▶ **Exercise directions**
Using the listing below, copy every line that mentions "Period".

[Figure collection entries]
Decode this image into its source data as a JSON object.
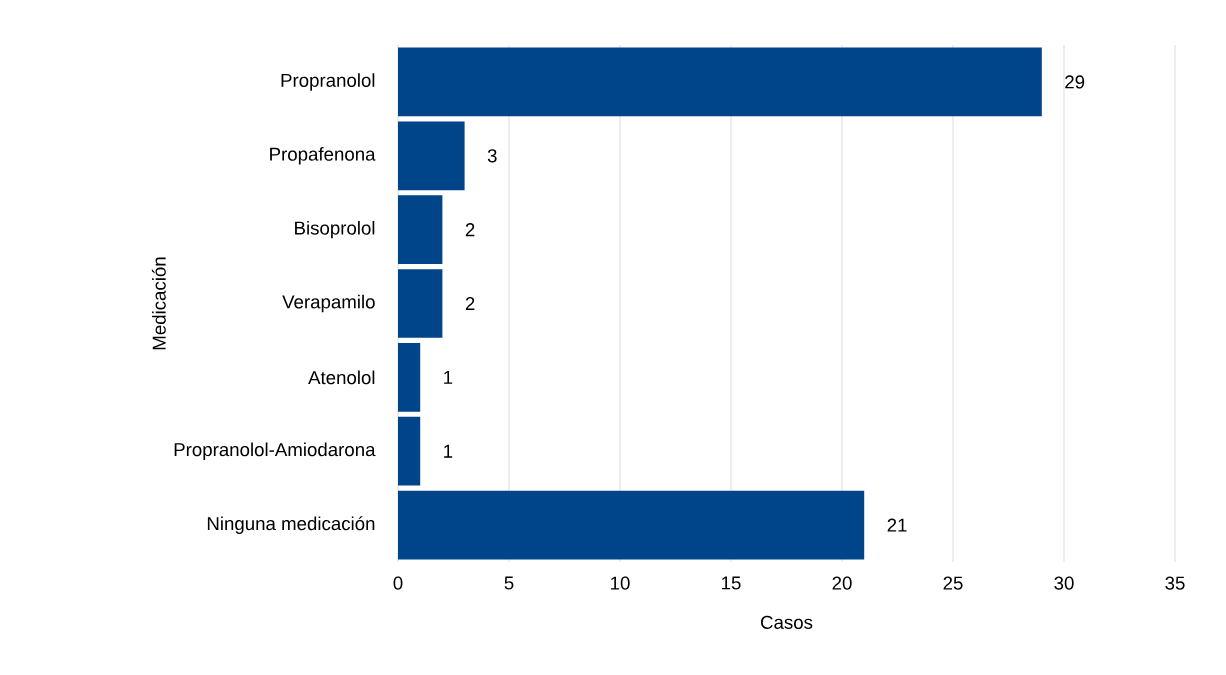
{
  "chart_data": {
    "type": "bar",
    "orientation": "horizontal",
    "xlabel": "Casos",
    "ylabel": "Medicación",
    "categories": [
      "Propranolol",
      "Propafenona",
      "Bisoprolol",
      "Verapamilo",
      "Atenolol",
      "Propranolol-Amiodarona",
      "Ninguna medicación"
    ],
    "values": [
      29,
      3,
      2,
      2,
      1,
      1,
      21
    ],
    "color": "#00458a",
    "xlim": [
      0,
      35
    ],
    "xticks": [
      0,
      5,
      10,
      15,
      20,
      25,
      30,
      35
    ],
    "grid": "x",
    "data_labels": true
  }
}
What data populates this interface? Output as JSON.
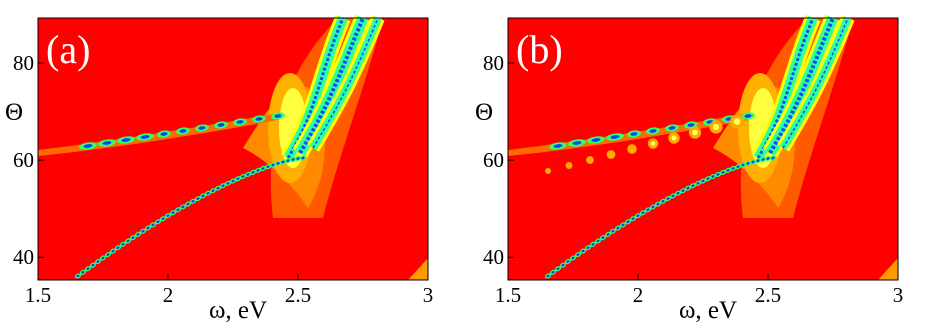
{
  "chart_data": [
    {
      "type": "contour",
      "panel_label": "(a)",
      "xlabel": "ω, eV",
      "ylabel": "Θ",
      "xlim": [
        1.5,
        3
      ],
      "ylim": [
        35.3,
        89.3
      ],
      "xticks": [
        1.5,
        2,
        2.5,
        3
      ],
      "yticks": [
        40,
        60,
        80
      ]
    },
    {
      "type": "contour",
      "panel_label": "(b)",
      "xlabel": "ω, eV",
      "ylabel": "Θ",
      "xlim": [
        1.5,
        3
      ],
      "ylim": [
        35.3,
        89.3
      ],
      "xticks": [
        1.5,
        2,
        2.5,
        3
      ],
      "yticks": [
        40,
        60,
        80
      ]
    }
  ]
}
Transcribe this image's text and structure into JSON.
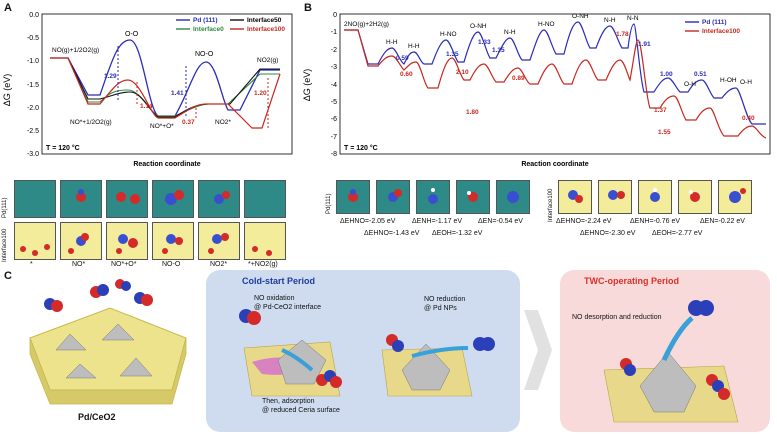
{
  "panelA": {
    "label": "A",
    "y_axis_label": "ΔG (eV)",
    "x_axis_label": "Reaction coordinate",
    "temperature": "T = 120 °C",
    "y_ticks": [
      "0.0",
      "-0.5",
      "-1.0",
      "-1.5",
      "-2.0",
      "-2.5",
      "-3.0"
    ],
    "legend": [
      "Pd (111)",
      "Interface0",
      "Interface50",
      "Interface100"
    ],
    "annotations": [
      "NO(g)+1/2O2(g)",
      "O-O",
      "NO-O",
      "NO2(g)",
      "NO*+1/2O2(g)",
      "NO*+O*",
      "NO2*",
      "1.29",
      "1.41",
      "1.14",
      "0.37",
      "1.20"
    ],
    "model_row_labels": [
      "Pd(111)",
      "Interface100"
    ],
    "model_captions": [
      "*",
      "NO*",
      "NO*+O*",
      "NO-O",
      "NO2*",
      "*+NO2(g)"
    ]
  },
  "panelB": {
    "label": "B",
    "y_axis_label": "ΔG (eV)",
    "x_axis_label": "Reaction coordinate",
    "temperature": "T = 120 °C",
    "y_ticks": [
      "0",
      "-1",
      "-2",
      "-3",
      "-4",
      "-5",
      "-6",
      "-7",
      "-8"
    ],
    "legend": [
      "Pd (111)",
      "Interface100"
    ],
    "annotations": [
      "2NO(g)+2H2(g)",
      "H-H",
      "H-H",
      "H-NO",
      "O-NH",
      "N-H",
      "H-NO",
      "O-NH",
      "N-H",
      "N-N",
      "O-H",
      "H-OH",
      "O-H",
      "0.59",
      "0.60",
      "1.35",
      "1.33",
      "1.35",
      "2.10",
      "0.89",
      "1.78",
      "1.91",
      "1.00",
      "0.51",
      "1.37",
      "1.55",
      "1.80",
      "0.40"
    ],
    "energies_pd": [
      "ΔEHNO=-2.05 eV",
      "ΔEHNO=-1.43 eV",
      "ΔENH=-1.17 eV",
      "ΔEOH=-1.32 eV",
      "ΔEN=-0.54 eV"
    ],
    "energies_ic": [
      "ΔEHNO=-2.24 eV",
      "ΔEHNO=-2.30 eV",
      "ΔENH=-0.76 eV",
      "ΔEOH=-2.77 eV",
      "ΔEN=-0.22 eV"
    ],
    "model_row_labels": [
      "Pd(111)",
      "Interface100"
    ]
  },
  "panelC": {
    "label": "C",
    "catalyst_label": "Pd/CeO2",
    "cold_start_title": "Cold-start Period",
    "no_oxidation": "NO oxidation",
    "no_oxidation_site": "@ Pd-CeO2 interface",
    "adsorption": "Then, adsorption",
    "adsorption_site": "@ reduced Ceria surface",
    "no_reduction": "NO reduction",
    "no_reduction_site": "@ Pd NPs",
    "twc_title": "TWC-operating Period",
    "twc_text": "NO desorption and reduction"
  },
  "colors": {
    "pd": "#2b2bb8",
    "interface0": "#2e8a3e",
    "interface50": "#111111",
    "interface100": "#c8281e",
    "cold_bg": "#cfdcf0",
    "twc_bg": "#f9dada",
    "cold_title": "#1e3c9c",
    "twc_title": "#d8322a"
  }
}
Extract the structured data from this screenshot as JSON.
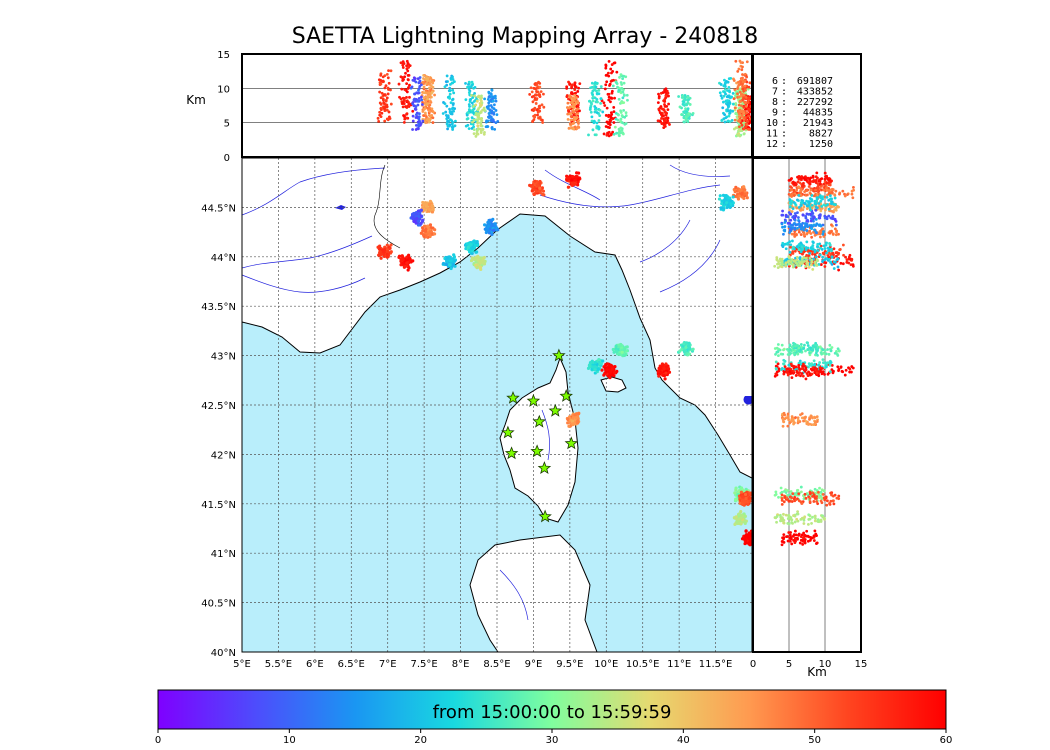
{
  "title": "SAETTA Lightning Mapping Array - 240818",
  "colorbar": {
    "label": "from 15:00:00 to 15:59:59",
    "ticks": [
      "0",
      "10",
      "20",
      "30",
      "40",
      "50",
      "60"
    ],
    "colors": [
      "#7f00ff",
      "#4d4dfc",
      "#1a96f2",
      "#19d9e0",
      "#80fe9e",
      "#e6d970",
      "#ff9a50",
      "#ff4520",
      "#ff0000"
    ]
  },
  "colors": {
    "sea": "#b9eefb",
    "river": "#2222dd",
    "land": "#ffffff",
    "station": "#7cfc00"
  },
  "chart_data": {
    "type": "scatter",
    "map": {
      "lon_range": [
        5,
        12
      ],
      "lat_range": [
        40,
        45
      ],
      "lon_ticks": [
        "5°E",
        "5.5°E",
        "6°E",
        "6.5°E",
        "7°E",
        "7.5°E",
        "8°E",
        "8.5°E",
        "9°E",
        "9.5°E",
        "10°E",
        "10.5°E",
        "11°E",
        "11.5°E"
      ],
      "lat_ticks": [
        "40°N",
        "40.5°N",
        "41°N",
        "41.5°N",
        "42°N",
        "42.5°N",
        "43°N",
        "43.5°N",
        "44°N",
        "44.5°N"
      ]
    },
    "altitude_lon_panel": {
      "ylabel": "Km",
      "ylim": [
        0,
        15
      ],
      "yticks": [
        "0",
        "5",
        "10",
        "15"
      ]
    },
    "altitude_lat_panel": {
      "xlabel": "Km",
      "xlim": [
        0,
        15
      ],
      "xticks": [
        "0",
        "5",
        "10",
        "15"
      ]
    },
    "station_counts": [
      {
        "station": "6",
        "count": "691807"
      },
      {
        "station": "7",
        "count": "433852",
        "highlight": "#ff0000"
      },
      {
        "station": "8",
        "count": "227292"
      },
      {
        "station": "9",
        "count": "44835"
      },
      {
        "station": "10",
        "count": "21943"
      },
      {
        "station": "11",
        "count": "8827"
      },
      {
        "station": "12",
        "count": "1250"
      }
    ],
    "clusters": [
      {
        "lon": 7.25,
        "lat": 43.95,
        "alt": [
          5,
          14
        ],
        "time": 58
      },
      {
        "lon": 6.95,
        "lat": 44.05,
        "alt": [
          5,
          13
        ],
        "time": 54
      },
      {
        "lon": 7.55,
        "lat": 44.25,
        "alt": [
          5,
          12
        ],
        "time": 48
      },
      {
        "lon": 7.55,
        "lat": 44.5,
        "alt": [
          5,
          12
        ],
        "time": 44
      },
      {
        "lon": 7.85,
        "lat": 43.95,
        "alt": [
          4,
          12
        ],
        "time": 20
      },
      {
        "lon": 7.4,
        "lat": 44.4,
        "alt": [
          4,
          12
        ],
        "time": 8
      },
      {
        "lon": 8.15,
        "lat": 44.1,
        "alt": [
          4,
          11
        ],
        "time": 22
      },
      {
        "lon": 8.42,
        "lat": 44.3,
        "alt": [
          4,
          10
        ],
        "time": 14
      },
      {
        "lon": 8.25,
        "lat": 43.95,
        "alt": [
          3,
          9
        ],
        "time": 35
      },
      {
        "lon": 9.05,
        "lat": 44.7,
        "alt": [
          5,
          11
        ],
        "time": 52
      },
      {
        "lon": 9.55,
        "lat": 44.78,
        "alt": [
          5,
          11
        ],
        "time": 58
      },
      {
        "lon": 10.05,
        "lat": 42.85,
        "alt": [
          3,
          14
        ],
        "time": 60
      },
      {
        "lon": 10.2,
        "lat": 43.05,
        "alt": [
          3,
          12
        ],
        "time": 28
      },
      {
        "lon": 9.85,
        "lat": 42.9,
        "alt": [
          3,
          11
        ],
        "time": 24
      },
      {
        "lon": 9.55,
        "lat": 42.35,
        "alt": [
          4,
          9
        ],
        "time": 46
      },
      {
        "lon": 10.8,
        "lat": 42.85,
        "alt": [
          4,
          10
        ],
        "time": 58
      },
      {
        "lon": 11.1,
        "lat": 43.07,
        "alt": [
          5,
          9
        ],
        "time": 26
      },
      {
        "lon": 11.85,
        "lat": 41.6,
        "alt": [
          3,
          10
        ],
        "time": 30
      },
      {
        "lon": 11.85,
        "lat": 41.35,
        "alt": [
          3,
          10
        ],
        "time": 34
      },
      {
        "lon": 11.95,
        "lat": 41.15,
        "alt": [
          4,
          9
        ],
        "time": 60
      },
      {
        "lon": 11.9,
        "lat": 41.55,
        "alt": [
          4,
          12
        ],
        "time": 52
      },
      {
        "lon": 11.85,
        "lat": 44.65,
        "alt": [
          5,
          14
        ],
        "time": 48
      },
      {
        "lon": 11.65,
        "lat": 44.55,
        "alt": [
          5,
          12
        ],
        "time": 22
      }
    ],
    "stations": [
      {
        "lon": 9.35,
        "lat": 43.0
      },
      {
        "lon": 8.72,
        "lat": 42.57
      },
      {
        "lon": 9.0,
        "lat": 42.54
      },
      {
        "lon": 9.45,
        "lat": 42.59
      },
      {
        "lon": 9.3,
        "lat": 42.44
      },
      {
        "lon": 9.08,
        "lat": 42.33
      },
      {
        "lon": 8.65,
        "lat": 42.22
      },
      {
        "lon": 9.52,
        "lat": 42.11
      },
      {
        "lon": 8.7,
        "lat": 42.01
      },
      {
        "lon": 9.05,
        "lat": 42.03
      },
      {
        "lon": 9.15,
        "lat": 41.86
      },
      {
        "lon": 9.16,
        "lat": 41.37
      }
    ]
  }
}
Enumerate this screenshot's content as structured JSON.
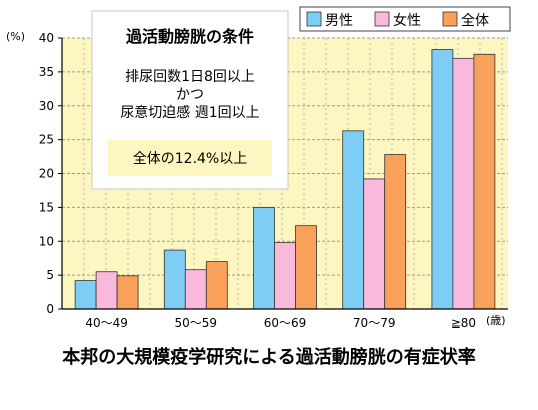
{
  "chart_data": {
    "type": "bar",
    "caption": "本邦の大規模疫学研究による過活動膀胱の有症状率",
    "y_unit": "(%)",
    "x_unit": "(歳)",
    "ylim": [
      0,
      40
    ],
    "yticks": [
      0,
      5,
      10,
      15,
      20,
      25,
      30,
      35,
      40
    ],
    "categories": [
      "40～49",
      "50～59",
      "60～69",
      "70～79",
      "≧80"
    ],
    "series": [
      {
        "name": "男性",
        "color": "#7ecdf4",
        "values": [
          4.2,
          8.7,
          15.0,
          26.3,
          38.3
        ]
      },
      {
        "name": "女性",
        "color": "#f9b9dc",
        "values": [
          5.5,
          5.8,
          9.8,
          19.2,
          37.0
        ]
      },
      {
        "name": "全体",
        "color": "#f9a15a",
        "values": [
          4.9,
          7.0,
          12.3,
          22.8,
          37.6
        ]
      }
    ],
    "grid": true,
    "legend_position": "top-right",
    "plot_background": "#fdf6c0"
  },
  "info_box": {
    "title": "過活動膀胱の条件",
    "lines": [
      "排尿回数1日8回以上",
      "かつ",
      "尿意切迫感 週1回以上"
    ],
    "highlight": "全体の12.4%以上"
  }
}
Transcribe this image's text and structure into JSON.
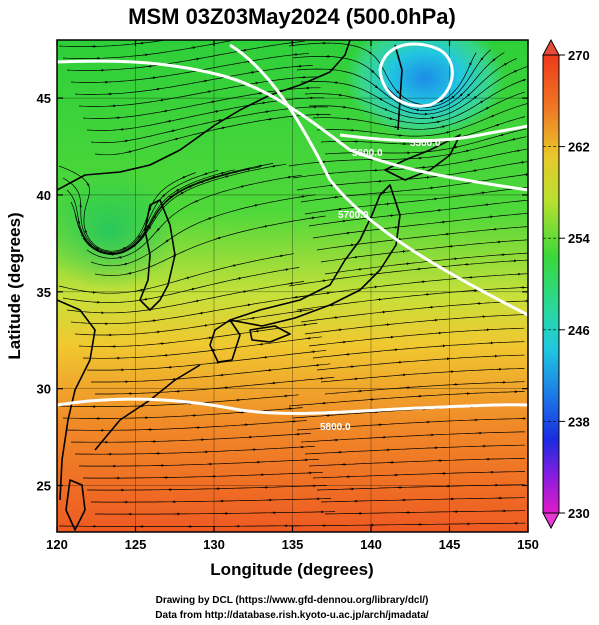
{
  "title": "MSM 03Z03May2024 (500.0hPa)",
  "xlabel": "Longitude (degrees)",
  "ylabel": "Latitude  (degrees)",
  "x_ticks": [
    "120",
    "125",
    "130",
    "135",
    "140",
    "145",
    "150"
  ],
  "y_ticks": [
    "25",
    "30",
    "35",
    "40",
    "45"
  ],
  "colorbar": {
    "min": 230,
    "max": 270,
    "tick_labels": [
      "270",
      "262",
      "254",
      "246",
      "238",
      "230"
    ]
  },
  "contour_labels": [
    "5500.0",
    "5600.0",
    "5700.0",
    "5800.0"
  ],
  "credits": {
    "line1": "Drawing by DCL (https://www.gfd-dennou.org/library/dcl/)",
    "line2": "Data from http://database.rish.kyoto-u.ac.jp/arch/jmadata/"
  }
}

▶ **Written solution**
    "cold_start_title": "Cold-start Period",
    "twc_title": "TWC-operating Period",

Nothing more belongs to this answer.